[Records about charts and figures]

====

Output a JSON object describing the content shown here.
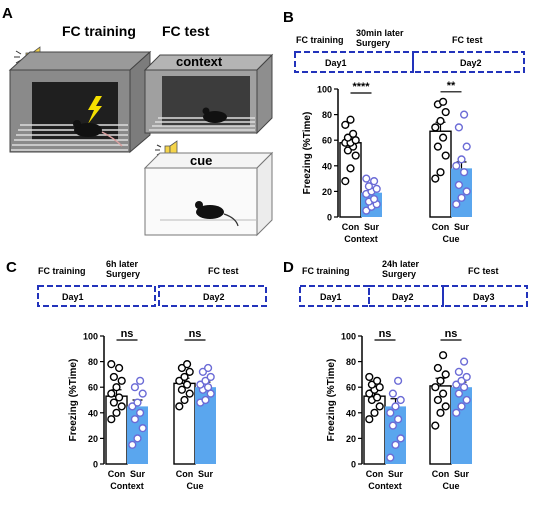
{
  "panels": {
    "A": {
      "letter": "A",
      "training_title": "FC training",
      "test_title": "FC test",
      "context_label": "context",
      "cue_label": "cue"
    },
    "B": {
      "letter": "B",
      "timeline": {
        "left_label": "FC training",
        "mid_label": "30min later\nSurgery",
        "right_label": "FC test",
        "boxes": [
          "Day1",
          "Day2"
        ]
      }
    },
    "C": {
      "letter": "C",
      "timeline": {
        "left_label": "FC training",
        "mid_label": "6h later\nSurgery",
        "right_label": "FC test",
        "boxes": [
          "Day1",
          "Day2"
        ]
      }
    },
    "D": {
      "letter": "D",
      "timeline": {
        "left_label": "FC training",
        "mid_label": "24h later\nSurgery",
        "right_label": "FC test",
        "boxes": [
          "Day1",
          "Day2",
          "Day3"
        ]
      }
    }
  },
  "colors": {
    "con_bar": "#ffffff",
    "sur_bar": "#5aa6ee",
    "sur_dot": "#6b6bd6",
    "con_dot": "#000000",
    "dashed_box": "#2233bb"
  },
  "chart_data": [
    {
      "panel": "B",
      "type": "bar",
      "ylabel": "Freezing (%Time)",
      "ylim": [
        0,
        100
      ],
      "yticks": [
        0,
        20,
        40,
        60,
        80,
        100
      ],
      "groups": [
        "Context",
        "Cue"
      ],
      "categories": [
        "Con",
        "Sur"
      ],
      "significance": [
        "****",
        "**"
      ],
      "series": [
        {
          "name": "Con",
          "values": [
            58,
            67
          ],
          "sem": [
            5,
            7
          ],
          "points": [
            [
              28,
              38,
              48,
              52,
              55,
              58,
              58,
              60,
              62,
              65,
              72,
              76
            ],
            [
              30,
              35,
              48,
              55,
              62,
              70,
              75,
              82,
              88,
              90
            ]
          ]
        },
        {
          "name": "Sur",
          "values": [
            19,
            38
          ],
          "sem": [
            3,
            5
          ],
          "points": [
            [
              5,
              8,
              10,
              12,
              14,
              18,
              20,
              22,
              24,
              28,
              30
            ],
            [
              10,
              15,
              20,
              25,
              35,
              40,
              45,
              55,
              70,
              80
            ]
          ]
        }
      ]
    },
    {
      "panel": "C",
      "type": "bar",
      "ylabel": "Freezing (%Time)",
      "ylim": [
        0,
        100
      ],
      "yticks": [
        0,
        20,
        40,
        60,
        80,
        100
      ],
      "groups": [
        "Context",
        "Cue"
      ],
      "categories": [
        "Con",
        "Sur"
      ],
      "significance": [
        "ns",
        "ns"
      ],
      "series": [
        {
          "name": "Con",
          "values": [
            53,
            63
          ],
          "sem": [
            5,
            4
          ],
          "points": [
            [
              35,
              40,
              45,
              48,
              52,
              55,
              60,
              65,
              68,
              75,
              78
            ],
            [
              45,
              50,
              55,
              58,
              62,
              65,
              68,
              72,
              75,
              78
            ]
          ]
        },
        {
          "name": "Sur",
          "values": [
            45,
            60
          ],
          "sem": [
            5,
            4
          ],
          "points": [
            [
              15,
              20,
              28,
              35,
              40,
              45,
              48,
              55,
              60,
              65
            ],
            [
              48,
              50,
              55,
              58,
              60,
              62,
              65,
              68,
              72,
              75
            ]
          ]
        }
      ]
    },
    {
      "panel": "D",
      "type": "bar",
      "ylabel": "Freezing (%Time)",
      "ylim": [
        0,
        100
      ],
      "yticks": [
        0,
        20,
        40,
        60,
        80,
        100
      ],
      "groups": [
        "Context",
        "Cue"
      ],
      "categories": [
        "Con",
        "Sur"
      ],
      "significance": [
        "ns",
        "ns"
      ],
      "series": [
        {
          "name": "Con",
          "values": [
            53,
            61
          ],
          "sem": [
            5,
            6
          ],
          "points": [
            [
              35,
              40,
              45,
              50,
              52,
              55,
              58,
              60,
              62,
              65,
              68
            ],
            [
              30,
              40,
              45,
              50,
              55,
              60,
              65,
              70,
              75,
              85
            ]
          ]
        },
        {
          "name": "Sur",
          "values": [
            45,
            60
          ],
          "sem": [
            6,
            4
          ],
          "points": [
            [
              5,
              15,
              20,
              30,
              35,
              40,
              45,
              50,
              55,
              65
            ],
            [
              40,
              45,
              50,
              55,
              60,
              62,
              65,
              68,
              72,
              80
            ]
          ]
        }
      ]
    }
  ]
}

====

**EXERCISE INSTRUCTIONS**: Repeat verbatim all the material, but not the pictures.

**FINAL RESULT**:
Output a JSON object describing the content shown here.
{
  "panels": {
    "A": {
      "letter": "A",
      "training_title": "FC training",
      "test_title": "FC test",
      "context_label": "context",
      "cue_label": "cue"
    },
    "B": {
      "letter": "B",
      "timeline": {
        "left_label": "FC training",
        "mid_label": "30min later\nSurgery",
        "right_label": "FC test",
        "boxes": [
          "Day1",
          "Day2"
        ]
      }
    },
    "C": {
      "letter": "C",
      "timeline": {
        "left_label": "FC training",
        "mid_label": "6h later\nSurgery",
        "right_label": "FC test",
        "boxes": [
          "Day1",
          "Day2"
        ]
      }
    },
    "D": {
      "letter": "D",
      "timeline": {
        "left_label": "FC training",
        "mid_label": "24h later\nSurgery",
        "right_label": "FC test",
        "boxes": [
          "Day1",
          "Day2",
          "Day3"
        ]
      }
    }
  },
  "colors": {
    "con_bar": "#ffffff",
    "sur_bar": "#5aa6ee",
    "sur_dot": "#6b6bd6",
    "con_dot": "#000000",
    "dashed_box": "#2233bb"
  },
  "chart_data": [
    {
      "panel": "B",
      "type": "bar",
      "ylabel": "Freezing (%Time)",
      "ylim": [
        0,
        100
      ],
      "yticks": [
        0,
        20,
        40,
        60,
        80,
        100
      ],
      "groups": [
        "Context",
        "Cue"
      ],
      "categories": [
        "Con",
        "Sur"
      ],
      "significance": [
        "****",
        "**"
      ],
      "series": [
        {
          "name": "Con",
          "values": [
            58,
            67
          ],
          "sem": [
            5,
            7
          ],
          "points": [
            [
              28,
              38,
              48,
              52,
              55,
              58,
              58,
              60,
              62,
              65,
              72,
              76
            ],
            [
              30,
              35,
              48,
              55,
              62,
              70,
              75,
              82,
              88,
              90
            ]
          ]
        },
        {
          "name": "Sur",
          "values": [
            19,
            38
          ],
          "sem": [
            3,
            5
          ],
          "points": [
            [
              5,
              8,
              10,
              12,
              14,
              18,
              20,
              22,
              24,
              28,
              30
            ],
            [
              10,
              15,
              20,
              25,
              35,
              40,
              45,
              55,
              70,
              80
            ]
          ]
        }
      ]
    },
    {
      "panel": "C",
      "type": "bar",
      "ylabel": "Freezing (%Time)",
      "ylim": [
        0,
        100
      ],
      "yticks": [
        0,
        20,
        40,
        60,
        80,
        100
      ],
      "groups": [
        "Context",
        "Cue"
      ],
      "categories": [
        "Con",
        "Sur"
      ],
      "significance": [
        "ns",
        "ns"
      ],
      "series": [
        {
          "name": "Con",
          "values": [
            53,
            63
          ],
          "sem": [
            5,
            4
          ],
          "points": [
            [
              35,
              40,
              45,
              48,
              52,
              55,
              60,
              65,
              68,
              75,
              78
            ],
            [
              45,
              50,
              55,
              58,
              62,
              65,
              68,
              72,
              75,
              78
            ]
          ]
        },
        {
          "name": "Sur",
          "values": [
            45,
            60
          ],
          "sem": [
            5,
            4
          ],
          "points": [
            [
              15,
              20,
              28,
              35,
              40,
              45,
              48,
              55,
              60,
              65
            ],
            [
              48,
              50,
              55,
              58,
              60,
              62,
              65,
              68,
              72,
              75
            ]
          ]
        }
      ]
    },
    {
      "panel": "D",
      "type": "bar",
      "ylabel": "Freezing (%Time)",
      "ylim": [
        0,
        100
      ],
      "yticks": [
        0,
        20,
        40,
        60,
        80,
        100
      ],
      "groups": [
        "Context",
        "Cue"
      ],
      "categories": [
        "Con",
        "Sur"
      ],
      "significance": [
        "ns",
        "ns"
      ],
      "series": [
        {
          "name": "Con",
          "values": [
            53,
            61
          ],
          "sem": [
            5,
            6
          ],
          "points": [
            [
              35,
              40,
              45,
              50,
              52,
              55,
              58,
              60,
              62,
              65,
              68
            ],
            [
              30,
              40,
              45,
              50,
              55,
              60,
              65,
              70,
              75,
              85
            ]
          ]
        },
        {
          "name": "Sur",
          "values": [
            45,
            60
          ],
          "sem": [
            6,
            4
          ],
          "points": [
            [
              5,
              15,
              20,
              30,
              35,
              40,
              45,
              50,
              55,
              65
            ],
            [
              40,
              45,
              50,
              55,
              60,
              62,
              65,
              68,
              72,
              80
            ]
          ]
        }
      ]
    }
  ]
}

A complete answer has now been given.